(Rows from a figure dataset)
———

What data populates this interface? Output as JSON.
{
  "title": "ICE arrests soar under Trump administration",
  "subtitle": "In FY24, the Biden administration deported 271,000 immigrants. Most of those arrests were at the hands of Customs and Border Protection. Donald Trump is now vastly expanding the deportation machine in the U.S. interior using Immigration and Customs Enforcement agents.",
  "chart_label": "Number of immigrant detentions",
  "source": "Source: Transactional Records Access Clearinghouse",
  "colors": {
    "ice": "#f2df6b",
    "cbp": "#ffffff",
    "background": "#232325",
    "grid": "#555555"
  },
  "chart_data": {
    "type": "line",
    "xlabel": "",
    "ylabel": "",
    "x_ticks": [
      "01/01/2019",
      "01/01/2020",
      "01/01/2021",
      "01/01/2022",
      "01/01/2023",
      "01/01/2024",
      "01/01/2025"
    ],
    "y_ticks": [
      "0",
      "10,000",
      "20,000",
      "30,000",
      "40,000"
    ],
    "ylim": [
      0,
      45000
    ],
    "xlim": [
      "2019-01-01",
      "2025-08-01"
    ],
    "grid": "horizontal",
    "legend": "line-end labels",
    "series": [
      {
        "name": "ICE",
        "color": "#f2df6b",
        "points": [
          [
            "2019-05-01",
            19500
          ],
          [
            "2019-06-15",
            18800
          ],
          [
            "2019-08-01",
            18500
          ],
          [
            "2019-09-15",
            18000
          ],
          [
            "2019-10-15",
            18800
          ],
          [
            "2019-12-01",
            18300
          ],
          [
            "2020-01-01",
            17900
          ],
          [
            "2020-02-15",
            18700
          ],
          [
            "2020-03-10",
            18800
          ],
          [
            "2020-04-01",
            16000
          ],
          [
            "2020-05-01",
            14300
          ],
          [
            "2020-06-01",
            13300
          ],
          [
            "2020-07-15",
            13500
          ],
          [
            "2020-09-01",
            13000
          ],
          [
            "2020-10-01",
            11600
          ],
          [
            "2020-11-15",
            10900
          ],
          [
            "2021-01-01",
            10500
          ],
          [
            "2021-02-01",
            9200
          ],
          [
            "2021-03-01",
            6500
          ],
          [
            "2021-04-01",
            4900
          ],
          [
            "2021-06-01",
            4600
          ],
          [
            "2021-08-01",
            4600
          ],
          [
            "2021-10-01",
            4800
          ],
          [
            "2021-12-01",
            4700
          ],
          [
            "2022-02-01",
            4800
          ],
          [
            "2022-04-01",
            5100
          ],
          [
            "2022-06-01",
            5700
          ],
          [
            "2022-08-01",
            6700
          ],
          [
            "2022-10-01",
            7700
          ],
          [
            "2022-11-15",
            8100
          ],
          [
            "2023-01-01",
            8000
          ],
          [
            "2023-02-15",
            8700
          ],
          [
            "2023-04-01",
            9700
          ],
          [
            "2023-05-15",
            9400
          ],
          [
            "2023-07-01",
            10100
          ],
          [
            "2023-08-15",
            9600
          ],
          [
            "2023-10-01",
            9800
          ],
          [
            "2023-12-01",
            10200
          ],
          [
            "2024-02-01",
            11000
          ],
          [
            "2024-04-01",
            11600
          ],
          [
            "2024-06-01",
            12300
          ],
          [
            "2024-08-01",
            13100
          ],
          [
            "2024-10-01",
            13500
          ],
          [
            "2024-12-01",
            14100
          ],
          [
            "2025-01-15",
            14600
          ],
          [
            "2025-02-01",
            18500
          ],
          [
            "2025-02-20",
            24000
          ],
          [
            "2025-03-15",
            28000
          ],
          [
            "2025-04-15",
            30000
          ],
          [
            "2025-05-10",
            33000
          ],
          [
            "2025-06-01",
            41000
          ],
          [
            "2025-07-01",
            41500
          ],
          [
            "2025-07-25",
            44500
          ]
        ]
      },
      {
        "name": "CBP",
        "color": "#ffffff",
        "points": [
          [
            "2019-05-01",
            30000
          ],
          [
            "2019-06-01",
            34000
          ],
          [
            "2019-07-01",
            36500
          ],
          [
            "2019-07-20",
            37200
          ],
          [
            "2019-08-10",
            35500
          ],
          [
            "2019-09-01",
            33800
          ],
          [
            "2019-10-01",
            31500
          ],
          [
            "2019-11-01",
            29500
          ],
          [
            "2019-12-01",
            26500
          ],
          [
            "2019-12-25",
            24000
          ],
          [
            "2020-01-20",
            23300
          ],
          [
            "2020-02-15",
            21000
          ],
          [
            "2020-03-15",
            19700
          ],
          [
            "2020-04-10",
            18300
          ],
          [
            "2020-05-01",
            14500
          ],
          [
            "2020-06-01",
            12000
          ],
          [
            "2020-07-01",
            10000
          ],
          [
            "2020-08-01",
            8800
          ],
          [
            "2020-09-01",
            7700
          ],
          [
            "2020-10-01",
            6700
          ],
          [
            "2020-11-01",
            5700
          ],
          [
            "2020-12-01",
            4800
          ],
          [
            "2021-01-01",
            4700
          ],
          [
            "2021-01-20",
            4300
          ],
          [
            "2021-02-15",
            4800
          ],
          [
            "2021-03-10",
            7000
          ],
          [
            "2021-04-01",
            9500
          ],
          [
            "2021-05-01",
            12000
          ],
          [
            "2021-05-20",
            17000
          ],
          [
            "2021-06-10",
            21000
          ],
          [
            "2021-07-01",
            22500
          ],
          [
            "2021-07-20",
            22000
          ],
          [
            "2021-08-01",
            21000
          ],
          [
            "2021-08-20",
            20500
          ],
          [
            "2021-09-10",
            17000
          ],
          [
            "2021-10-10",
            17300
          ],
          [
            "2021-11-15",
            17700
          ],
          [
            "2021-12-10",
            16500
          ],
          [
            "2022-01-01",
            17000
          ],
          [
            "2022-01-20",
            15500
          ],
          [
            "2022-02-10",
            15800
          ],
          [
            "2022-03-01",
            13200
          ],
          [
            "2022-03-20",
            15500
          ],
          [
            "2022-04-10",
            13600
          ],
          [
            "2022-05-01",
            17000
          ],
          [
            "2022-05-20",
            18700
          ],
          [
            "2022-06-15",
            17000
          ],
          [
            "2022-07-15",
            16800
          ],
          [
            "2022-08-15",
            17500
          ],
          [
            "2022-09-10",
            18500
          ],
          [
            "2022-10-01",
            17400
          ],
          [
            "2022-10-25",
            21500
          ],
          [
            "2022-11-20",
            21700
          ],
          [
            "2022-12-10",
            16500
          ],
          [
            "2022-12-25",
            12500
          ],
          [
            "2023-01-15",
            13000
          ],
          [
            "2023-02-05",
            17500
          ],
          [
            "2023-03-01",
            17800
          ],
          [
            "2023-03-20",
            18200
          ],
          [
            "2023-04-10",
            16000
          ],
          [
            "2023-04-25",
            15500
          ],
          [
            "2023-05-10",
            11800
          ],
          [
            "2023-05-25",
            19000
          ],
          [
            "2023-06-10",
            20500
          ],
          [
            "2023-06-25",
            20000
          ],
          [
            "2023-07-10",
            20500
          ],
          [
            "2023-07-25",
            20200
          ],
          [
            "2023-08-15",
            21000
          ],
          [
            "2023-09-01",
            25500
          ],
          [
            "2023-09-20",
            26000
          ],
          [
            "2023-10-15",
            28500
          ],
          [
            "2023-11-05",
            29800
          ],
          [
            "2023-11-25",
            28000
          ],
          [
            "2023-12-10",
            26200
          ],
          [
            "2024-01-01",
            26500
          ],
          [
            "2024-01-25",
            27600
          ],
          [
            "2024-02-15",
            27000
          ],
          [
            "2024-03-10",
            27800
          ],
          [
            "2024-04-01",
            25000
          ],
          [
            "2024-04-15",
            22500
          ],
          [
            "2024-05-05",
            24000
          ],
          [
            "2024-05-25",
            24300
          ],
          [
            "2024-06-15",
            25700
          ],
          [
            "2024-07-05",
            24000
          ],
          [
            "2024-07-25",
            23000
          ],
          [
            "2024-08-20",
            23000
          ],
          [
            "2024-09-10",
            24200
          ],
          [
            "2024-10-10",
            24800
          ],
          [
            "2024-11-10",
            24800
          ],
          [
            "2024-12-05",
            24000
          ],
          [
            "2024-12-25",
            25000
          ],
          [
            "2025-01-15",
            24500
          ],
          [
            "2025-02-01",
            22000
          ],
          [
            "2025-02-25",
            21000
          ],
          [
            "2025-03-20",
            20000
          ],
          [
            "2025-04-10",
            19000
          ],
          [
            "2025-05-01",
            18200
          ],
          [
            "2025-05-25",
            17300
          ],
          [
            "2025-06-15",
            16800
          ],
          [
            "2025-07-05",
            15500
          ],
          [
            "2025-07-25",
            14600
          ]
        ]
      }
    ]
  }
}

———

- EXERCISE REQUIREMENTS:
Go through the material above and count the lines that contain "Trump"; give that number alone.

- TASK SOLUTION:
2